Give an exact copy of every line, leaving images out.

------ Extracted entries ------

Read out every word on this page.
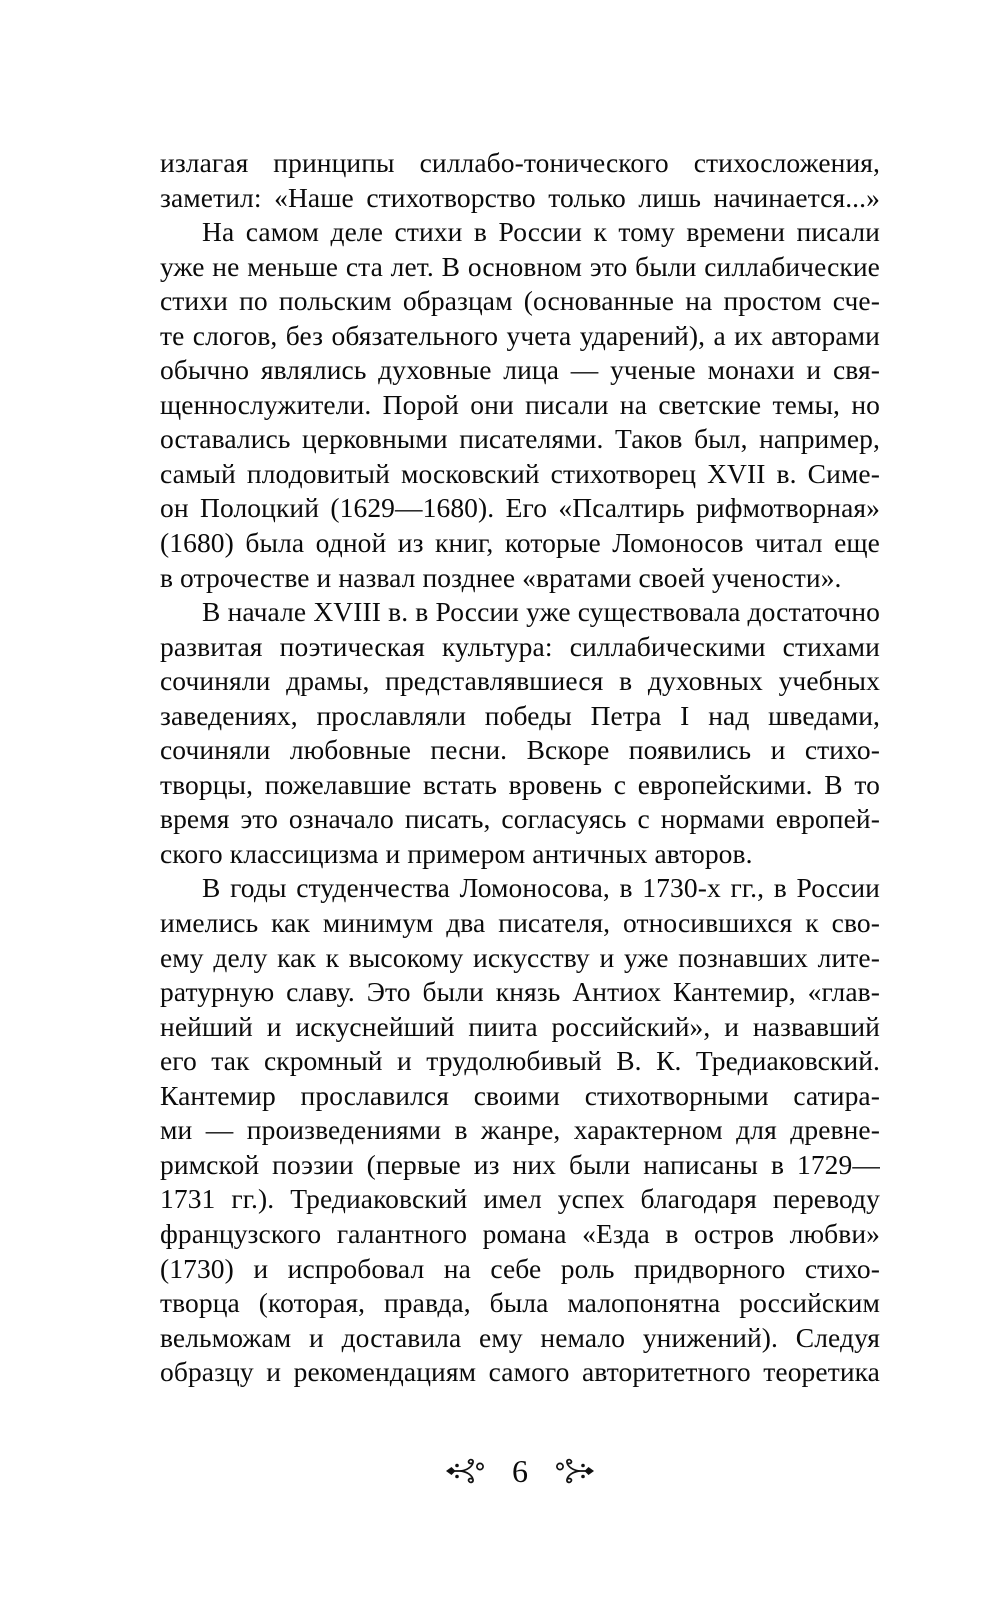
излагая принципы силлабо-тонического стихосложения,
заметил: «Наше стихотворство только лишь начинается...»
На самом деле стихи в России к тому времени писали
уже не меньше ста лет. В основном это были силлабические
стихи по польским образцам (основанные на простом сче-
те слогов, без обязательного учета ударений), а их авторами
обычно являлись духовные лица — ученые монахи и свя-
щеннослужители. Порой они писали на светские темы, но
оставались церковными писателями. Таков был, например,
самый плодовитый московский стихотворец XVII в. Симе-
он Полоцкий (1629—1680). Его «Псалтирь рифмотворная»
(1680) была одной из книг, которые Ломоносов читал еще
в отрочестве и назвал позднее «вратами своей учености».
В начале XVIII в. в России уже существовала достаточно
развитая поэтическая культура: силлабическими стихами
сочиняли драмы, представлявшиеся в духовных учебных
заведениях, прославляли победы Петра I над шведами,
сочиняли любовные песни. Вскоре появились и стихо-
творцы, пожелавшие встать вровень с европейскими. В то
время это означало писать, согласуясь с нормами европей-
ского классицизма и примером античных авторов.
В годы студенчества Ломоносова, в 1730-х гг., в России
имелись как минимум два писателя, относившихся к сво-
ему делу как к высокому искусству и уже познавших лите-
ратурную славу. Это были князь Антиох Кантемир, «глав-
нейший и искуснейший пиита российский», и назвавший
его так скромный и трудолюбивый В. К. Тредиаковский.
Кантемир прославился своими стихотворными сатира-
ми — произведениями в жанре, характерном для древне-
римской поэзии (первые из них были написаны в 1729—
1731 гг.). Тредиаковский имел успех благодаря переводу
французского галантного романа «Езда в остров любви»
(1730) и испробовал на себе роль придворного стихо-
творца (которая, правда, была малопонятна российским
вельможам и доставила ему немало унижений). Следуя
образцу и рекомендациям самого авторитетного теоретика
6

------

▸ Answer below
Read out every word on this page.
излагая принципы силлабо-тонического стихосложения,
заметил: «Наше стихотворство только лишь начинается...»
На самом деле стихи в России к тому времени писали
уже не меньше ста лет. В основном это были силлабические
стихи по польским образцам (основанные на простом сче-
те слогов, без обязательного учета ударений), а их авторами
обычно являлись духовные лица — ученые монахи и свя-
щеннослужители. Порой они писали на светские темы, но
оставались церковными писателями. Таков был, например,
самый плодовитый московский стихотворец XVII в. Симе-
он Полоцкий (1629—1680). Его «Псалтирь рифмотворная»
(1680) была одной из книг, которые Ломоносов читал еще
в отрочестве и назвал позднее «вратами своей учености».
В начале XVIII в. в России уже существовала достаточно
развитая поэтическая культура: силлабическими стихами
сочиняли драмы, представлявшиеся в духовных учебных
заведениях, прославляли победы Петра I над шведами,
сочиняли любовные песни. Вскоре появились и стихо-
творцы, пожелавшие встать вровень с европейскими. В то
время это означало писать, согласуясь с нормами европей-
ского классицизма и примером античных авторов.
В годы студенчества Ломоносова, в 1730-х гг., в России
имелись как минимум два писателя, относившихся к сво-
ему делу как к высокому искусству и уже познавших лите-
ратурную славу. Это были князь Антиох Кантемир, «глав-
нейший и искуснейший пиита российский», и назвавший
его так скромный и трудолюбивый В. К. Тредиаковский.
Кантемир прославился своими стихотворными сатира-
ми — произведениями в жанре, характерном для древне-
римской поэзии (первые из них были написаны в 1729—
1731 гг.). Тредиаковский имел успех благодаря переводу
французского галантного романа «Езда в остров любви»
(1730) и испробовал на себе роль придворного стихо-
творца (которая, правда, была малопонятна российским
вельможам и доставила ему немало унижений). Следуя
образцу и рекомендациям самого авторитетного теоретика
6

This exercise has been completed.